Esercizio scritto 1: Secondo il brano su Alvaro Recoba, con quale squadra ha vinto due scudetti?

Estratto del testo:
◇ ◇ ◇
Pillole di storia di un talento esploso a metà: tutte le curiosità su Alvaro Recoba, uno dei migliori mancini del calcio moderno.
Che storia bellissima sarebbe stata? Bellissima. Se lo chiedono in molti. Alvaro Recoba si è sempre accontentato e di strada ne ha comunque fatta, partendo dal suo Uruguay destinazione Italia, andata e ritorno. Con uno scatto diverso avrebbe conquistato il mondo. Non ha vinto coppe di grande prestigio, mai nessuna Champions League ed è un paradosso. Il miglior talento sinistro sudamericano che la storia del calcio degli anni novanta abbia mai svezzato, nel librone dei ricordi si coccola quasi solo trofei nazionali, due scudetti con l’Inter e quella Coppa Uefa che prima del triplete di Mou brillava al centro della sala trofei nerazzurra.
◇ ◇ ◇
Materiale di partenza:
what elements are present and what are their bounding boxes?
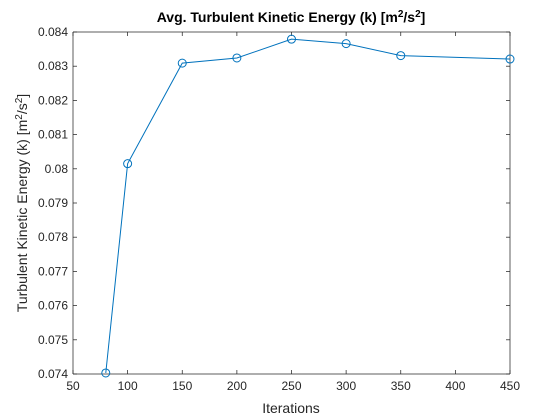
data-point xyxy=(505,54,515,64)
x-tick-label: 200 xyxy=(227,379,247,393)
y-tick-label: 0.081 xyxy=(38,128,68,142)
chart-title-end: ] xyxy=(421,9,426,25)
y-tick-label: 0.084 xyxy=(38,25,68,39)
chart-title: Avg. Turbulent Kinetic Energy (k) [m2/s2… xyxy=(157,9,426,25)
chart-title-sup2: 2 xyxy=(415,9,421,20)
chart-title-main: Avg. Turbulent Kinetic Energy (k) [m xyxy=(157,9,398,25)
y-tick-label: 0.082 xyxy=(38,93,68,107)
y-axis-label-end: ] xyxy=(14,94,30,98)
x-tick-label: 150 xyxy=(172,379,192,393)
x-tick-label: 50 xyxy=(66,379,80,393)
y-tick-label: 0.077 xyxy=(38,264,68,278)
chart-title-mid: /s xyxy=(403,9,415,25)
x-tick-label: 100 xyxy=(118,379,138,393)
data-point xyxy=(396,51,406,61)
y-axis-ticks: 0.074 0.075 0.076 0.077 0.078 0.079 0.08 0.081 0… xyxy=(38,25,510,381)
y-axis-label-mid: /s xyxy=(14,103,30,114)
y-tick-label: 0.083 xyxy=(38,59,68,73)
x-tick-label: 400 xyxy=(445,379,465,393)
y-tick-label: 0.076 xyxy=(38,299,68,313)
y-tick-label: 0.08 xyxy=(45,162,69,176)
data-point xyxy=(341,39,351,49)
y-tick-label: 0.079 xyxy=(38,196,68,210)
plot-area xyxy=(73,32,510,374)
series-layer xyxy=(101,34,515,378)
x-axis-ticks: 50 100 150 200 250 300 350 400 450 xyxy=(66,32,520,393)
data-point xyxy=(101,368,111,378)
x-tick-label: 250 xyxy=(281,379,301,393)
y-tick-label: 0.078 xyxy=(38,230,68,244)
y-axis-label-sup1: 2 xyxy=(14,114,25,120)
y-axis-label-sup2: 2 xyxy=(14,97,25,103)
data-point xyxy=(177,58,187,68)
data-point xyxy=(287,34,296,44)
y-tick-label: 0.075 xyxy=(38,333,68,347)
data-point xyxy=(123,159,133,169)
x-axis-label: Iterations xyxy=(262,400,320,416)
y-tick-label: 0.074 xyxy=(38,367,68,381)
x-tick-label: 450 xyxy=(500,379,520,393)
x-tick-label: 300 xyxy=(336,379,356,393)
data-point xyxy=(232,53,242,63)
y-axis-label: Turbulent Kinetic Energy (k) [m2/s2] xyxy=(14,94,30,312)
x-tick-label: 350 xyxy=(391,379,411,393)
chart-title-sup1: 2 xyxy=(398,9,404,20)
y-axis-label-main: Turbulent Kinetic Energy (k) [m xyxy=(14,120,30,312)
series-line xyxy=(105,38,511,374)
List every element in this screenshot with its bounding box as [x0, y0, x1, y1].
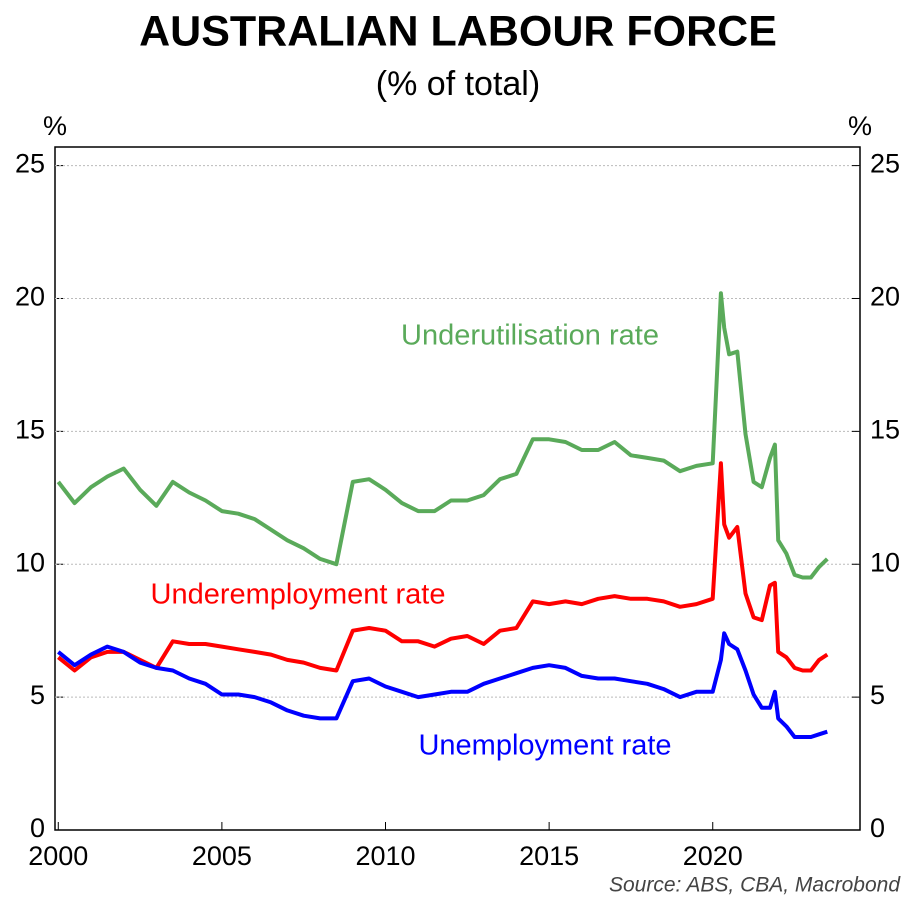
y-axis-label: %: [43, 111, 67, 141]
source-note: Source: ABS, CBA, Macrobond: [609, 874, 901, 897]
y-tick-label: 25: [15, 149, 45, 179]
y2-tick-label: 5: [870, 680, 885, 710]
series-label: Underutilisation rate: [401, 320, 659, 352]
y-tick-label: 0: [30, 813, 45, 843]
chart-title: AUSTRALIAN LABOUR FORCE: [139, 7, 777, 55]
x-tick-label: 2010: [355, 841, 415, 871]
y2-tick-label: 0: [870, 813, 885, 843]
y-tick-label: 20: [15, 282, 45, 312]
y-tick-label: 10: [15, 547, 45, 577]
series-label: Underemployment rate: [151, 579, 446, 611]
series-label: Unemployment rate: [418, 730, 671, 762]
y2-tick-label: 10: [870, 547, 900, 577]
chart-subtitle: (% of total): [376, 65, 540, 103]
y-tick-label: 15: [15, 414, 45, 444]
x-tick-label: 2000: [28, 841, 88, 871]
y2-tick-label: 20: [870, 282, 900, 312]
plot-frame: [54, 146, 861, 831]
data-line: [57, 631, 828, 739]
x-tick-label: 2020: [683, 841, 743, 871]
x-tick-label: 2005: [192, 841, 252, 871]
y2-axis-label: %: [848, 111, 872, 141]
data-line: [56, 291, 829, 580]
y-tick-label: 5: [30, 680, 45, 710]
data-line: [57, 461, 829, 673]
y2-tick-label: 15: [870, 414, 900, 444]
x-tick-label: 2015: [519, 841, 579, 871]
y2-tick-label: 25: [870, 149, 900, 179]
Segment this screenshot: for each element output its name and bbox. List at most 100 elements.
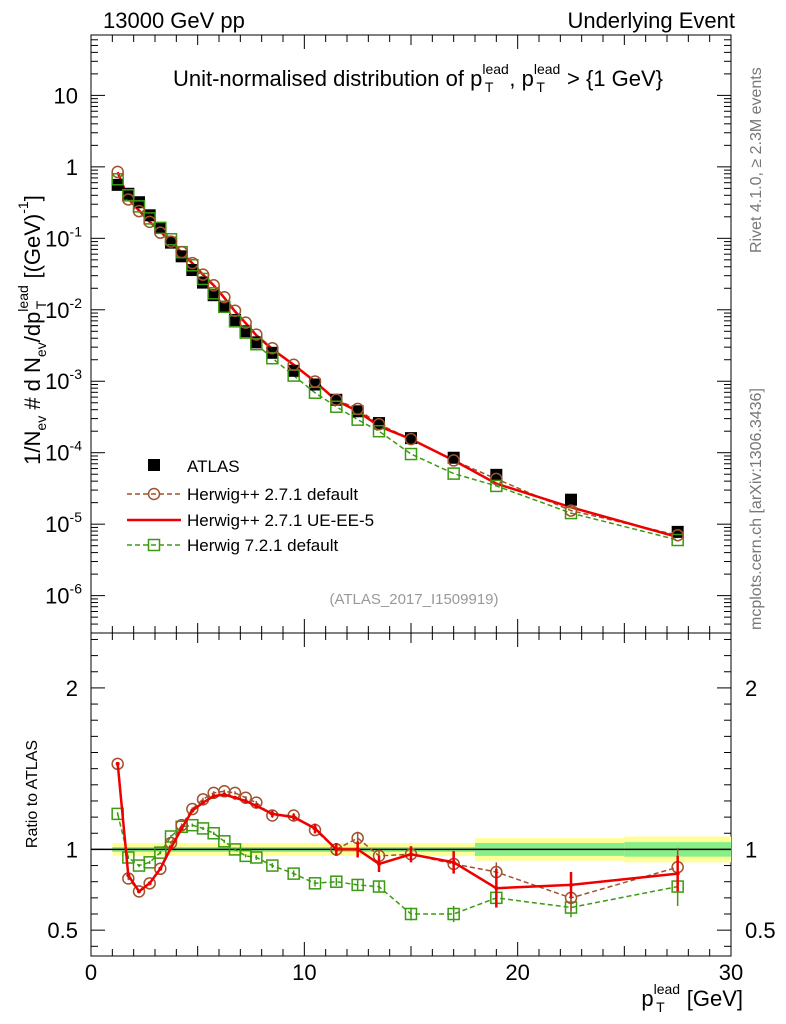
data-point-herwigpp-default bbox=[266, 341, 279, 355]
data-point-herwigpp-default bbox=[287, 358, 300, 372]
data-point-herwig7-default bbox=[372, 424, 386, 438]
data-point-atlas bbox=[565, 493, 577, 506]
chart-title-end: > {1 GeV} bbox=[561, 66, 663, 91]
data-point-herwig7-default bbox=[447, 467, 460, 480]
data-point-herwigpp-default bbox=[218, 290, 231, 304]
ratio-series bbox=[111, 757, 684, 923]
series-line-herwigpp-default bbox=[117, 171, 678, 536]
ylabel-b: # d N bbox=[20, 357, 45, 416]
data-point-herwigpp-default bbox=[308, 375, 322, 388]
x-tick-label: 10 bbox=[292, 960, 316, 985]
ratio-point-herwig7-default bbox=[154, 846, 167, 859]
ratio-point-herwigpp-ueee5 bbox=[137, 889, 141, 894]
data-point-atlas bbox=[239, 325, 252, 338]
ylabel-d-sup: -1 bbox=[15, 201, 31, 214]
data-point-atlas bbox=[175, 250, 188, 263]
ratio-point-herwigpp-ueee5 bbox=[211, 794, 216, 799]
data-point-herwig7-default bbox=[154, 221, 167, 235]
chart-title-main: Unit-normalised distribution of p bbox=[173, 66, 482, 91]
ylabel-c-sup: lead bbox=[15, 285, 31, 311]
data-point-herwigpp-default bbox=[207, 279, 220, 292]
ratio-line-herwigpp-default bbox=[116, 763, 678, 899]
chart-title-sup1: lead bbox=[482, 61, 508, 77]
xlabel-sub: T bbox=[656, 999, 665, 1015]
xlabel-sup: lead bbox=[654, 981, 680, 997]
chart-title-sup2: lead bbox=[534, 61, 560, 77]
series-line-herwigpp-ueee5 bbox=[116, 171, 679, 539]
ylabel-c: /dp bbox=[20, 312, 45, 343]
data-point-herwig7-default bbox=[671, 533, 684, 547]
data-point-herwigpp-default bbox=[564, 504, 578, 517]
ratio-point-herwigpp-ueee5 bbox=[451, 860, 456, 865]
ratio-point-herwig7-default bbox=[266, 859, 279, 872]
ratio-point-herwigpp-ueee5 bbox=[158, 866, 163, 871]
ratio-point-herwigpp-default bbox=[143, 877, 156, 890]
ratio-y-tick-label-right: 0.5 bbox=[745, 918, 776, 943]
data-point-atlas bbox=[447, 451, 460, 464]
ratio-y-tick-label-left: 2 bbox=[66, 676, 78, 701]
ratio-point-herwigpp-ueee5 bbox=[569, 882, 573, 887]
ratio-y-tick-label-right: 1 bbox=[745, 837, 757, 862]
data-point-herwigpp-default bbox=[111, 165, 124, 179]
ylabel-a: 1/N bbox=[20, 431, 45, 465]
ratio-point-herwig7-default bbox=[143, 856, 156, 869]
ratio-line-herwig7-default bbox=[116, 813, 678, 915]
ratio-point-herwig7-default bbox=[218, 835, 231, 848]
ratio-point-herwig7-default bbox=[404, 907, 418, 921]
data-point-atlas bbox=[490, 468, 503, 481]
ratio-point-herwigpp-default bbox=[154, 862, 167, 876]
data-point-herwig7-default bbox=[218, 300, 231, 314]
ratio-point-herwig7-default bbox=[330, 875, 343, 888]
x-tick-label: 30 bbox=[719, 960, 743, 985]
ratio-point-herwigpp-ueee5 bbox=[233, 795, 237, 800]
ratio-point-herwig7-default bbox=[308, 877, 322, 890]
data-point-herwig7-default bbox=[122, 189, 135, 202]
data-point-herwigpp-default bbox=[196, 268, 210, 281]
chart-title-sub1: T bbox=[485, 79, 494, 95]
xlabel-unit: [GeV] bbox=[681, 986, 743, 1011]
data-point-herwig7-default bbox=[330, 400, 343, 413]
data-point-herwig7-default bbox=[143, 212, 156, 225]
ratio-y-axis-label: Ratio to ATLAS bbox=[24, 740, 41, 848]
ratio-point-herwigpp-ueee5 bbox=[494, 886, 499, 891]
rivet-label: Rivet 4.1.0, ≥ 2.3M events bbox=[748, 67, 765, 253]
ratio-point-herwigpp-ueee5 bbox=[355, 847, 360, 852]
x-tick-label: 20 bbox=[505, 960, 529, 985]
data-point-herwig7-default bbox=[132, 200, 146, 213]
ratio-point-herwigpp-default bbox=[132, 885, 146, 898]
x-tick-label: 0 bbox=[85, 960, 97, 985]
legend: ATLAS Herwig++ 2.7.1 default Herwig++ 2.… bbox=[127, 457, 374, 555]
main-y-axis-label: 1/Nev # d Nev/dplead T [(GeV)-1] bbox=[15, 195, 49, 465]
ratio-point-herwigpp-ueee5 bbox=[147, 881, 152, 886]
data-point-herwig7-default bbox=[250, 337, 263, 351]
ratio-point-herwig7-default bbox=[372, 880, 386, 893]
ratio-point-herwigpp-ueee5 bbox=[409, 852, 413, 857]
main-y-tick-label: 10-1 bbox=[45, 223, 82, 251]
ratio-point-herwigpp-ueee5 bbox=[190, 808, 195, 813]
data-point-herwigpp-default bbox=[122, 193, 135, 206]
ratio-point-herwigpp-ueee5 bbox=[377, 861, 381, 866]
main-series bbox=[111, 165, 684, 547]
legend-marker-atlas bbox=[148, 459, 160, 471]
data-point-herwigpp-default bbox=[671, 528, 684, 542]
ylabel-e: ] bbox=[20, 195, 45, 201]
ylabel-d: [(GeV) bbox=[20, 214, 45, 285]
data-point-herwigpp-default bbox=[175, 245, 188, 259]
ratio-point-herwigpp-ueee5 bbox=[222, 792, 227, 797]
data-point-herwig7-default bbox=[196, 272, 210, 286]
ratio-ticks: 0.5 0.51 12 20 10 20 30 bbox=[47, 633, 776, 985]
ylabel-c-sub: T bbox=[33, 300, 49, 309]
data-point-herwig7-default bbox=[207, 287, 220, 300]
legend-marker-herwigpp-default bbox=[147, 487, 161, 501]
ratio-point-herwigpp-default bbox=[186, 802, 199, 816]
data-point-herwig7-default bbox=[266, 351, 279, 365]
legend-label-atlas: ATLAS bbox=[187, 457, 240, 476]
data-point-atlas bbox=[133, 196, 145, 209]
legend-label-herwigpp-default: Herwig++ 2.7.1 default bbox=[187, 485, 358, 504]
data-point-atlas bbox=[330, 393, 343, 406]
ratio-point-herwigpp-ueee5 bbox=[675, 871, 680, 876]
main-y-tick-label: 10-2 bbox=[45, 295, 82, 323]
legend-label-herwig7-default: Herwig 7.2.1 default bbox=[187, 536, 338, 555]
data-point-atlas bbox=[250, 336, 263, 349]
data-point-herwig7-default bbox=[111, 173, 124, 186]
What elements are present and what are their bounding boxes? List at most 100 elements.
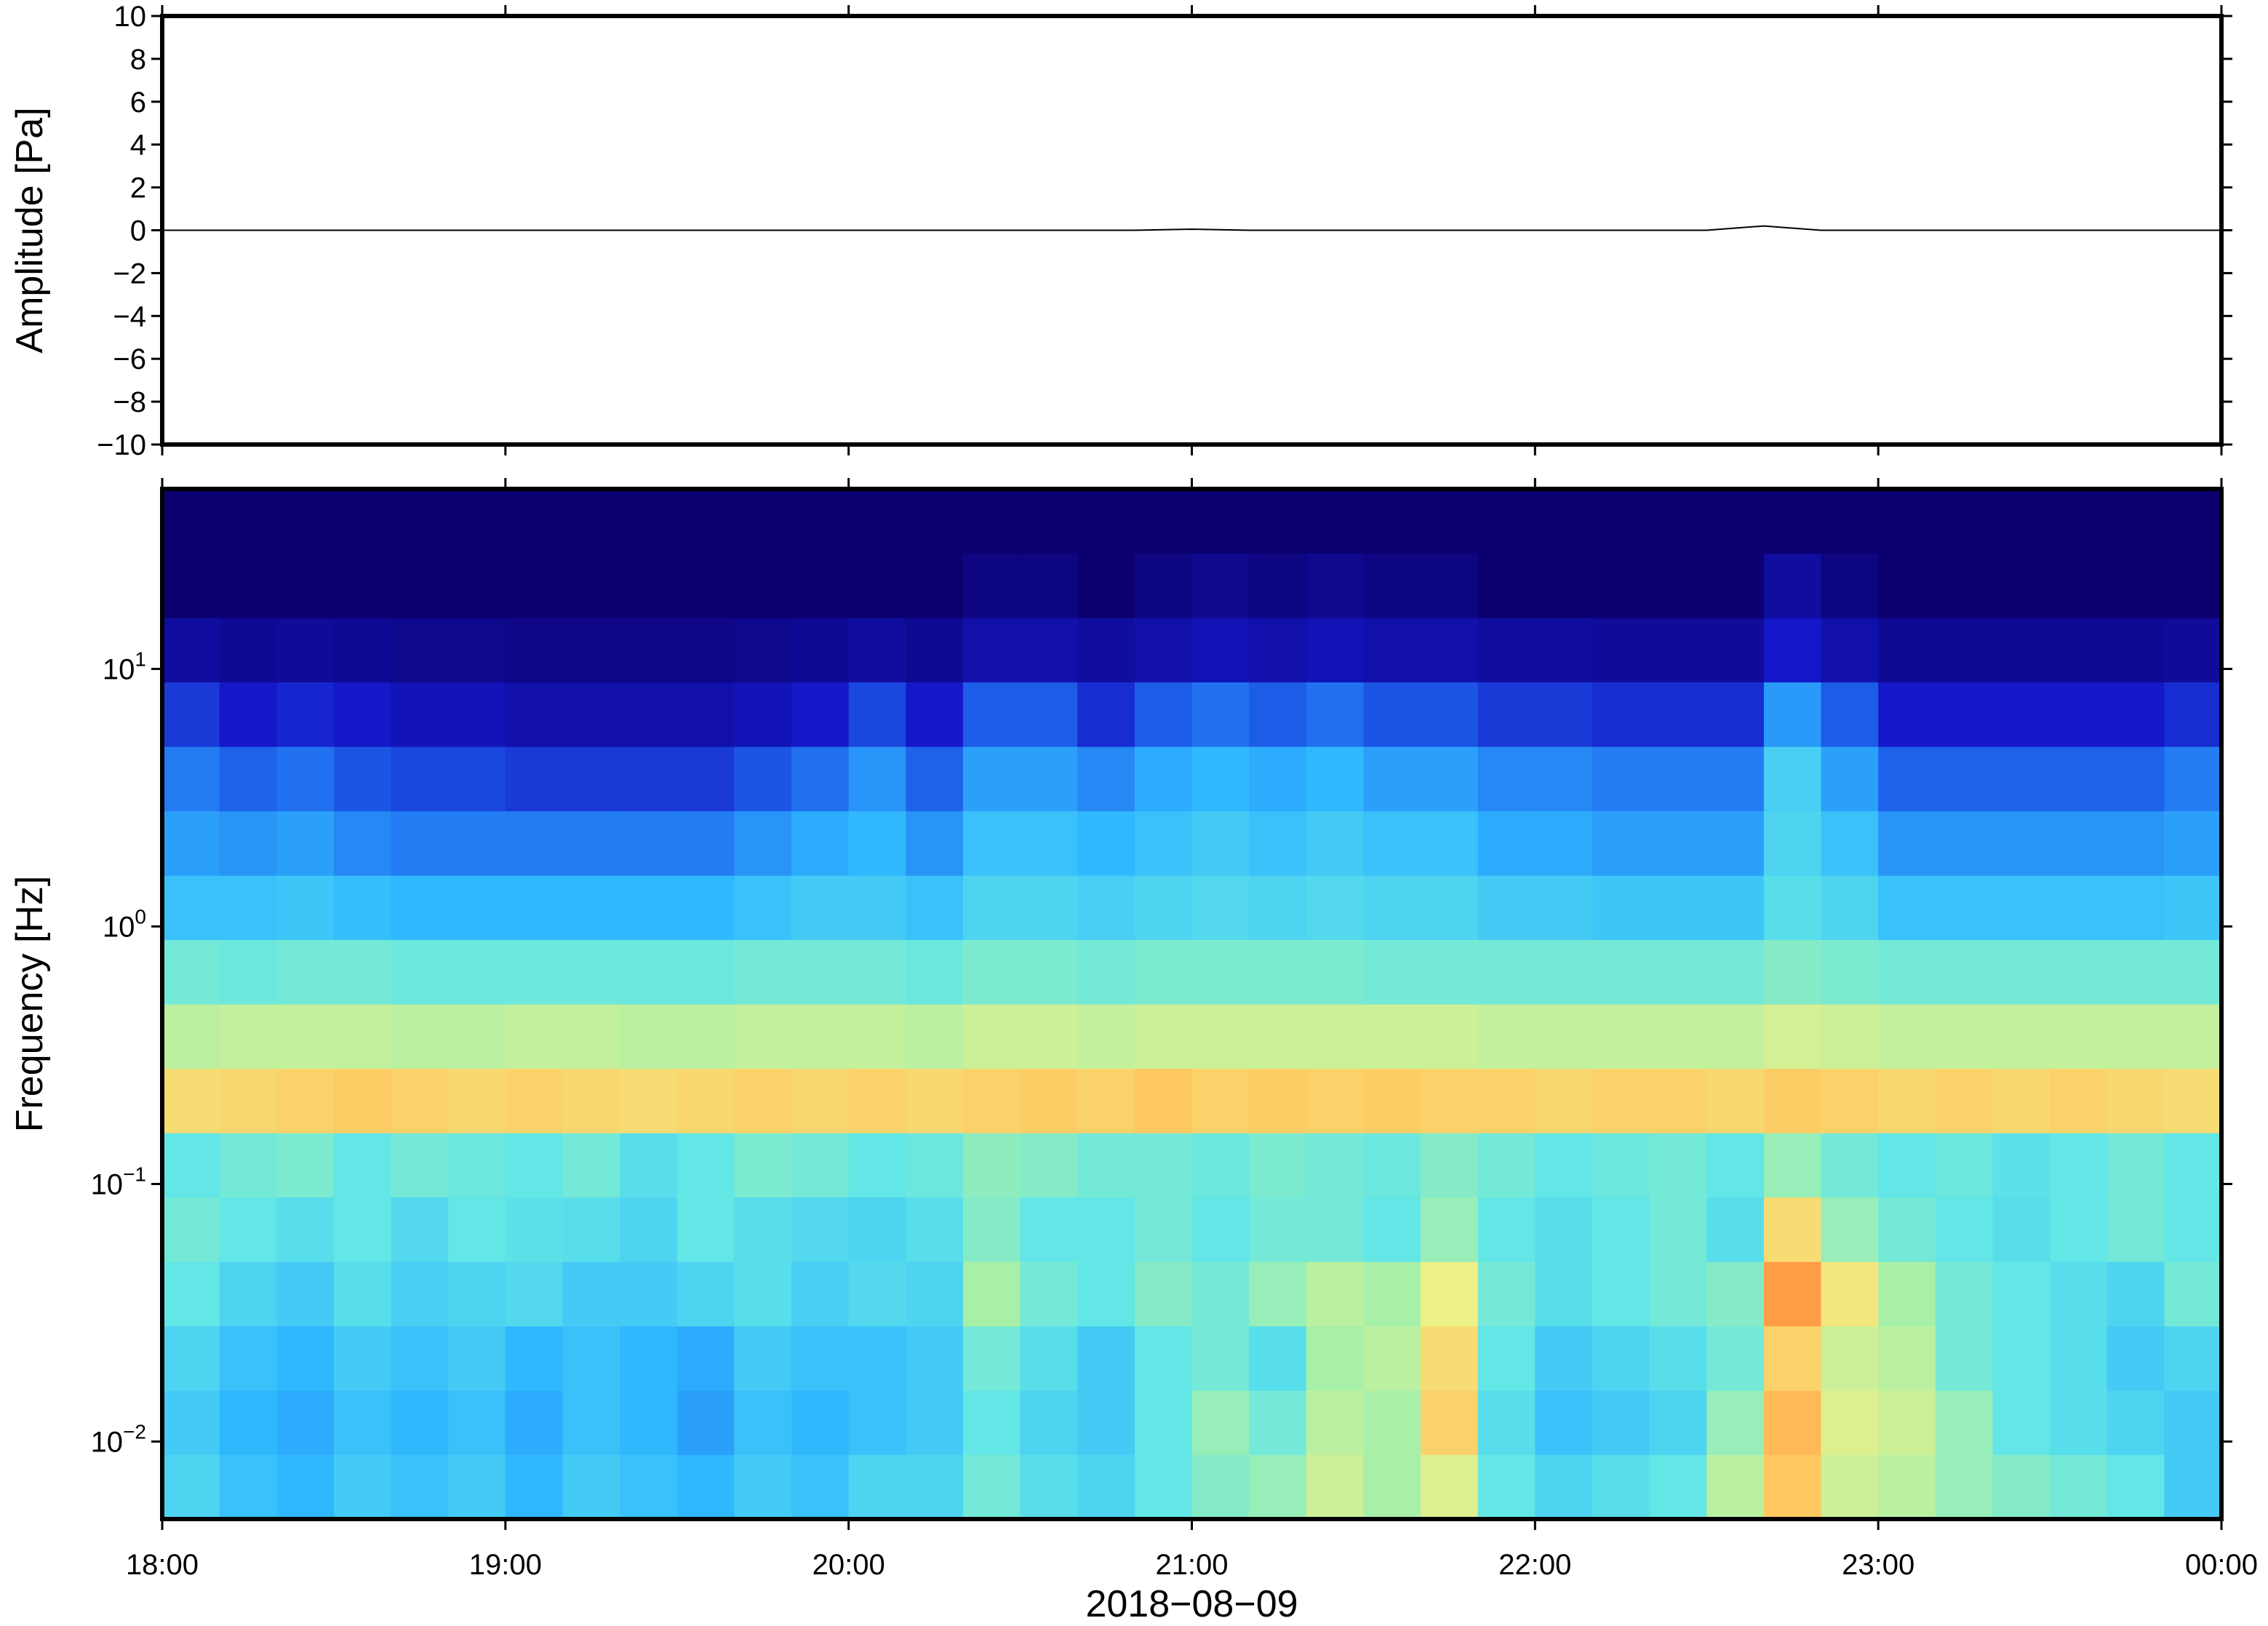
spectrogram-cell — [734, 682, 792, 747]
◇ ◇ ◇
Esercizio scritto 2: Nell'elenco, riscrivi la parte che si apre con la riga contenente "y-axis-label: %: [43, 111, 67, 141]" e si chiude con la riga contenente "series-label: Underutilisation rate: [401, 320, 659, 352]", cambiando "source-note" in "nota-fonte" e lasciando invariato tutto il resto. Riporta soltanto queste righe.

Risposta completa 1: Con l'Inter.

Risposta completa 2:
y-axis-label: %: [43, 111, 67, 141]
nota-fonte: Source: ABS, CBA, Macrobond: [609, 874, 901, 897]
y-tick-label: 25: [15, 149, 45, 179]
y2-tick-label: 5: [870, 680, 885, 710]
series-label: Underutilisation rate: [401, 320, 659, 352]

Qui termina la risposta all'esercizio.